(Instructions to follow) Restate each of the lines given below, word for word.

--- Start Supplied information ---

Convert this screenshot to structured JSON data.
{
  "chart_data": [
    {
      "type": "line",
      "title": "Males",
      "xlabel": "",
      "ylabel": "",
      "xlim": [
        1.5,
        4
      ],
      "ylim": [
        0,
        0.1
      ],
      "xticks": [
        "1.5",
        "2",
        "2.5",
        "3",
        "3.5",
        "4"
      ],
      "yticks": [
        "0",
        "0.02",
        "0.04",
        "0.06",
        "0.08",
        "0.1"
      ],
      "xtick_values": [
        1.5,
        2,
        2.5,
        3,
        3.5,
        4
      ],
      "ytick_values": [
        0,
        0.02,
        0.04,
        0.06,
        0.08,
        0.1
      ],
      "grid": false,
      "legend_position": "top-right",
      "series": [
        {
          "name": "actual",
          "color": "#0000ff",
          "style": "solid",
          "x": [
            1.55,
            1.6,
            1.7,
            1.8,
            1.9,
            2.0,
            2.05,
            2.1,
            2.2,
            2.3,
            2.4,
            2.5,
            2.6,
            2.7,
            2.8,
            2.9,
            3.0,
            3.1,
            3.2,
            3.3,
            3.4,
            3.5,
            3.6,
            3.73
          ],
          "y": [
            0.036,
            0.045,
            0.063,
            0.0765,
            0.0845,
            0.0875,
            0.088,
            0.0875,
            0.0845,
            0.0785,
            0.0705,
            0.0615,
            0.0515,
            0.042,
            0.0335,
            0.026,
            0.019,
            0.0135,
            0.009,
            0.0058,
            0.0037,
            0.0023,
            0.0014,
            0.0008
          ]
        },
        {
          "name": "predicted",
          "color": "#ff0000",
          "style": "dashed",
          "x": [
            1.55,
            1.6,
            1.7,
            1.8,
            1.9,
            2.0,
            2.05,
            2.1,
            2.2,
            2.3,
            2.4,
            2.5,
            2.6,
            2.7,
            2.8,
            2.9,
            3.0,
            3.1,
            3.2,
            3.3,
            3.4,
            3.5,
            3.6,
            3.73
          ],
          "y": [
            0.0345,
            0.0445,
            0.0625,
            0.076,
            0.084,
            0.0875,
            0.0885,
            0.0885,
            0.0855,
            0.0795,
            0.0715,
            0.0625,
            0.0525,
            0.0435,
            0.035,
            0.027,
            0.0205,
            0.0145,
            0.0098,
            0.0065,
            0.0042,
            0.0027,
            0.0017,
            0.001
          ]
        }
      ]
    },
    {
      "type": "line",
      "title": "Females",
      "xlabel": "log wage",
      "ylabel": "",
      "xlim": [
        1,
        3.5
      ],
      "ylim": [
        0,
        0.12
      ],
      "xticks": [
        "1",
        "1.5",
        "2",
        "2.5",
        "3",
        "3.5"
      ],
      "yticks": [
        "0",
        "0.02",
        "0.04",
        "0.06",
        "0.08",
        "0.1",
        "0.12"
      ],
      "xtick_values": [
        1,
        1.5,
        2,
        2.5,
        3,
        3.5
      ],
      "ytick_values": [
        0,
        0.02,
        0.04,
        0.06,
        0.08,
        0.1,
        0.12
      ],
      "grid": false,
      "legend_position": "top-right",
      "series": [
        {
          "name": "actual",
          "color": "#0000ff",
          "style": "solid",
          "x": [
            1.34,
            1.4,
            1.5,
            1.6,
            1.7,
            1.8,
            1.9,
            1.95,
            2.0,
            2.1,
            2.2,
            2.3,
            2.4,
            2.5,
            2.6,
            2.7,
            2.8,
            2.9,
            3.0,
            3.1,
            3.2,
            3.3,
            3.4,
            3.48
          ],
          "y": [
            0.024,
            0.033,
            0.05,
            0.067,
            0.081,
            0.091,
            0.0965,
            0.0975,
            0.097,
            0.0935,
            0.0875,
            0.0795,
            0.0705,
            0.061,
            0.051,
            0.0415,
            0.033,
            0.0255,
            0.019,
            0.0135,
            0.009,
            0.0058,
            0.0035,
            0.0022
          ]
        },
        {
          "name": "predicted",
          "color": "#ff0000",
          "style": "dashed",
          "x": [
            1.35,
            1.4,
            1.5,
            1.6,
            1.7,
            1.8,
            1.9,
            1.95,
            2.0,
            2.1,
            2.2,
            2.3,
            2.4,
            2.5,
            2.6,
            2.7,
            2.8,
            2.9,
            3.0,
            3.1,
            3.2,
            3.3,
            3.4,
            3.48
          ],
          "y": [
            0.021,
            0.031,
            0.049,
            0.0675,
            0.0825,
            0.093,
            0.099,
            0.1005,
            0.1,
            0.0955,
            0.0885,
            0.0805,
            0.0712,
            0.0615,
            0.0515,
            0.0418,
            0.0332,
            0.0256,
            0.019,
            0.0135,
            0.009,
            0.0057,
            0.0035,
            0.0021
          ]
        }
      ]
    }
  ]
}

--- End Supplied information ---

(Worked answer)
Convert this screenshot to structured JSON data.
{
  "chart_data": [
    {
      "type": "line",
      "title": "Males",
      "xlabel": "",
      "ylabel": "",
      "xlim": [
        1.5,
        4
      ],
      "ylim": [
        0,
        0.1
      ],
      "xticks": [
        "1.5",
        "2",
        "2.5",
        "3",
        "3.5",
        "4"
      ],
      "yticks": [
        "0",
        "0.02",
        "0.04",
        "0.06",
        "0.08",
        "0.1"
      ],
      "xtick_values": [
        1.5,
        2,
        2.5,
        3,
        3.5,
        4
      ],
      "ytick_values": [
        0,
        0.02,
        0.04,
        0.06,
        0.08,
        0.1
      ],
      "grid": false,
      "legend_position": "top-right",
      "series": [
        {
          "name": "actual",
          "color": "#0000ff",
          "style": "solid",
          "x": [
            1.55,
            1.6,
            1.7,
            1.8,
            1.9,
            2.0,
            2.05,
            2.1,
            2.2,
            2.3,
            2.4,
            2.5,
            2.6,
            2.7,
            2.8,
            2.9,
            3.0,
            3.1,
            3.2,
            3.3,
            3.4,
            3.5,
            3.6,
            3.73
          ],
          "y": [
            0.036,
            0.045,
            0.063,
            0.0765,
            0.0845,
            0.0875,
            0.088,
            0.0875,
            0.0845,
            0.0785,
            0.0705,
            0.0615,
            0.0515,
            0.042,
            0.0335,
            0.026,
            0.019,
            0.0135,
            0.009,
            0.0058,
            0.0037,
            0.0023,
            0.0014,
            0.0008
          ]
        },
        {
          "name": "predicted",
          "color": "#ff0000",
          "style": "dashed",
          "x": [
            1.55,
            1.6,
            1.7,
            1.8,
            1.9,
            2.0,
            2.05,
            2.1,
            2.2,
            2.3,
            2.4,
            2.5,
            2.6,
            2.7,
            2.8,
            2.9,
            3.0,
            3.1,
            3.2,
            3.3,
            3.4,
            3.5,
            3.6,
            3.73
          ],
          "y": [
            0.0345,
            0.0445,
            0.0625,
            0.076,
            0.084,
            0.0875,
            0.0885,
            0.0885,
            0.0855,
            0.0795,
            0.0715,
            0.0625,
            0.0525,
            0.0435,
            0.035,
            0.027,
            0.0205,
            0.0145,
            0.0098,
            0.0065,
            0.0042,
            0.0027,
            0.0017,
            0.001
          ]
        }
      ]
    },
    {
      "type": "line",
      "title": "Females",
      "xlabel": "log wage",
      "ylabel": "",
      "xlim": [
        1,
        3.5
      ],
      "ylim": [
        0,
        0.12
      ],
      "xticks": [
        "1",
        "1.5",
        "2",
        "2.5",
        "3",
        "3.5"
      ],
      "yticks": [
        "0",
        "0.02",
        "0.04",
        "0.06",
        "0.08",
        "0.1",
        "0.12"
      ],
      "xtick_values": [
        1,
        1.5,
        2,
        2.5,
        3,
        3.5
      ],
      "ytick_values": [
        0,
        0.02,
        0.04,
        0.06,
        0.08,
        0.1,
        0.12
      ],
      "grid": false,
      "legend_position": "top-right",
      "series": [
        {
          "name": "actual",
          "color": "#0000ff",
          "style": "solid",
          "x": [
            1.34,
            1.4,
            1.5,
            1.6,
            1.7,
            1.8,
            1.9,
            1.95,
            2.0,
            2.1,
            2.2,
            2.3,
            2.4,
            2.5,
            2.6,
            2.7,
            2.8,
            2.9,
            3.0,
            3.1,
            3.2,
            3.3,
            3.4,
            3.48
          ],
          "y": [
            0.024,
            0.033,
            0.05,
            0.067,
            0.081,
            0.091,
            0.0965,
            0.0975,
            0.097,
            0.0935,
            0.0875,
            0.0795,
            0.0705,
            0.061,
            0.051,
            0.0415,
            0.033,
            0.0255,
            0.019,
            0.0135,
            0.009,
            0.0058,
            0.0035,
            0.0022
          ]
        },
        {
          "name": "predicted",
          "color": "#ff0000",
          "style": "dashed",
          "x": [
            1.35,
            1.4,
            1.5,
            1.6,
            1.7,
            1.8,
            1.9,
            1.95,
            2.0,
            2.1,
            2.2,
            2.3,
            2.4,
            2.5,
            2.6,
            2.7,
            2.8,
            2.9,
            3.0,
            3.1,
            3.2,
            3.3,
            3.4,
            3.48
          ],
          "y": [
            0.021,
            0.031,
            0.049,
            0.0675,
            0.0825,
            0.093,
            0.099,
            0.1005,
            0.1,
            0.0955,
            0.0885,
            0.0805,
            0.0712,
            0.0615,
            0.0515,
            0.0418,
            0.0332,
            0.0256,
            0.019,
            0.0135,
            0.009,
            0.0057,
            0.0035,
            0.0021
          ]
        }
      ]
    }
  ]
}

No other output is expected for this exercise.